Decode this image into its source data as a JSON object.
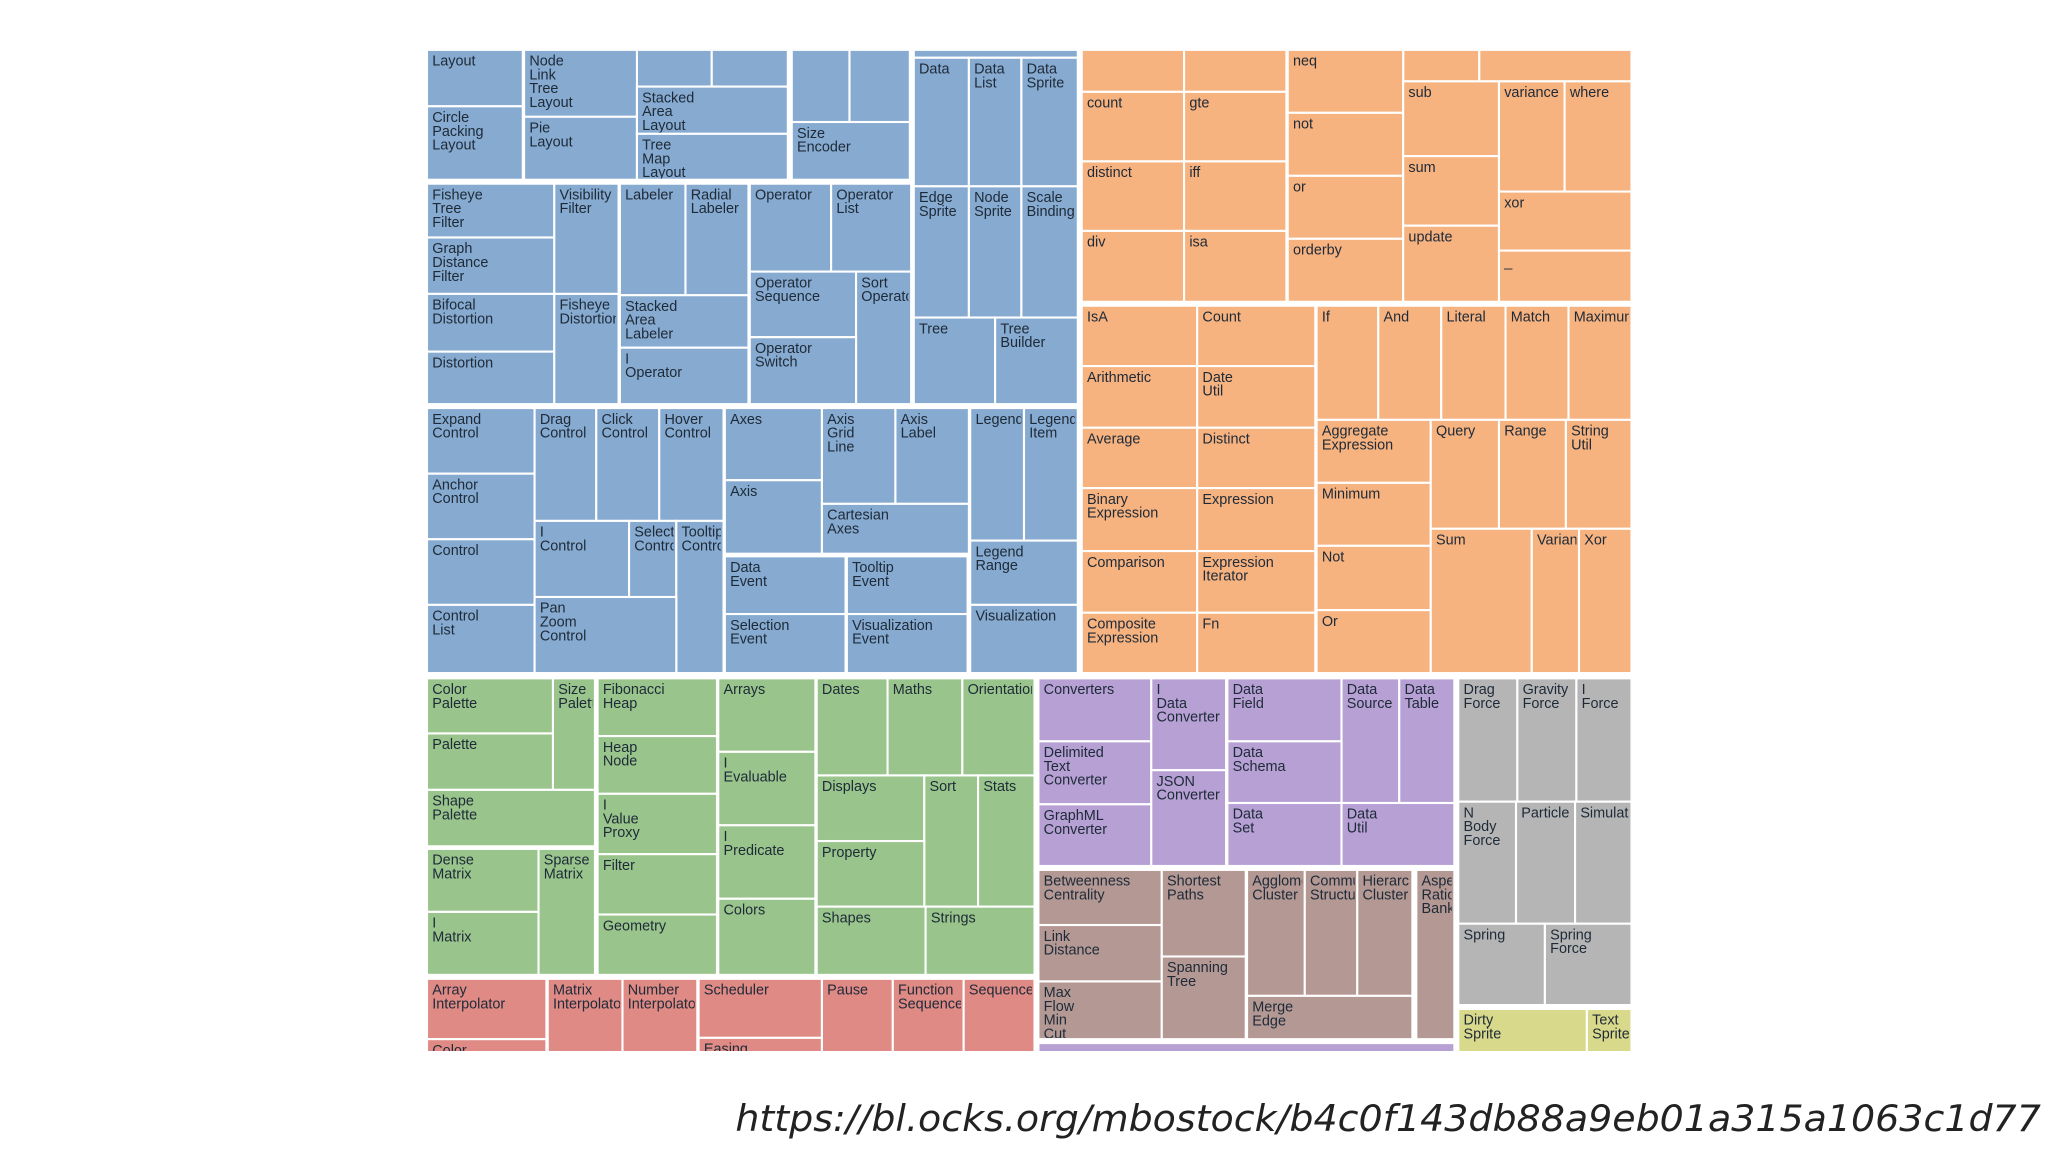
{
  "groups": [
    {
      "color": "#86aad0",
      "cells": [
        "Layout",
        "Circle Packing Layout",
        "Node Link Tree Layout",
        "Pie Layout",
        "Stacked Area Layout",
        "Tree Map Layout",
        "Size Encoder",
        "Data",
        "Data List",
        "Data Sprite",
        "Edge Sprite",
        "Node Sprite",
        "Scale Binding",
        "Tree",
        "Tree Builder",
        "Fisheye Tree Filter",
        "Graph Distance Filter",
        "Visibility Filter",
        "Bifocal Distortion",
        "Distortion",
        "Fisheye Distortion",
        "Labeler",
        "Radial Labeler",
        "Stacked Area Labeler",
        "I Operator",
        "Operator",
        "Operator List",
        "Operator Sequence",
        "Sort Operator",
        "Operator Switch",
        "Expand Control",
        "Anchor Control",
        "Control",
        "Control List",
        "Drag Control",
        "Click Control",
        "Hover Control",
        "I Control",
        "Selection Control",
        "Tooltip Control",
        "Pan Zoom Control",
        "Axes",
        "Axis",
        "Axis Grid Line",
        "Axis Label",
        "Cartesian Axes",
        "Data Event",
        "Selection Event",
        "Tooltip Event",
        "Visualization Event",
        "Legend",
        "Legend Item",
        "Legend Range",
        "Visualization"
      ]
    },
    {
      "color": "#f6b27f",
      "cells": [
        "count",
        "gte",
        "distinct",
        "iff",
        "div",
        "isa",
        "neq",
        "not",
        "or",
        "orderby",
        "sub",
        "sum",
        "update",
        "variance",
        "where",
        "xor",
        "_",
        "IsA",
        "Count",
        "Arithmetic",
        "Date Util",
        "Average",
        "Distinct",
        "Binary Expression",
        "Expression",
        "Comparison",
        "Expression Iterator",
        "Composite Expression",
        "Fn",
        "If",
        "And",
        "Literal",
        "Match",
        "Maximum",
        "Aggregate Expression",
        "Minimum",
        "Not",
        "Or",
        "Query",
        "Range",
        "String Util",
        "Sum",
        "Variance",
        "Xor"
      ]
    },
    {
      "color": "#99c48b",
      "cells": [
        "Color Palette",
        "Palette",
        "Size Palette",
        "Shape Palette",
        "Dense Matrix",
        "I Matrix",
        "Sparse Matrix",
        "Fibonacci Heap",
        "Heap Node",
        "I Value Proxy",
        "Filter",
        "Geometry",
        "Arrays",
        "I Evaluable",
        "I Predicate",
        "Colors",
        "Dates",
        "Maths",
        "Orientation",
        "Displays",
        "Sort",
        "Stats",
        "Property",
        "Shapes",
        "Strings"
      ]
    },
    {
      "color": "#df8a84",
      "cells": [
        "Array Interpolator",
        "Color",
        "Matrix Interpolator",
        "Number Interpolator",
        "Scheduler",
        "Easing",
        "Pause",
        "Function Sequence",
        "Sequence"
      ]
    },
    {
      "color": "#b6a0d4",
      "cells": [
        "Converters",
        "Delimited Text Converter",
        "GraphML Converter",
        "I Data Converter",
        "JSON Converter",
        "Data Field",
        "Data Source",
        "Data Table",
        "Data Schema",
        "Data Set",
        "Data Util"
      ]
    },
    {
      "color": "#b39893",
      "cells": [
        "Betweenness Centrality",
        "Link Distance",
        "Max Flow Min Cut",
        "Shortest Paths",
        "Spanning Tree",
        "Agglomerative Cluster",
        "Community Structure",
        "Hierarchical Cluster",
        "Merge Edge",
        "Aspect Ratio Banker"
      ]
    },
    {
      "color": "#b5b5b5",
      "cells": [
        "Drag Force",
        "Gravity Force",
        "I Force",
        "N Body Force",
        "Particle",
        "Simulation",
        "Spring",
        "Spring Force"
      ]
    },
    {
      "color": "#d9d98b",
      "cells": [
        "Dirty Sprite",
        "Text Sprite"
      ]
    }
  ],
  "url": "https://bl.ocks.org/mbostock/b4c0f143db88a9eb01a315a1063c1d77"
}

○ ○ ○ ○ ○ ○ ○

#### What is being asked:
In the entries above, count each line that holds "Link". Give the total and nothing else.

#### Output for this task:
2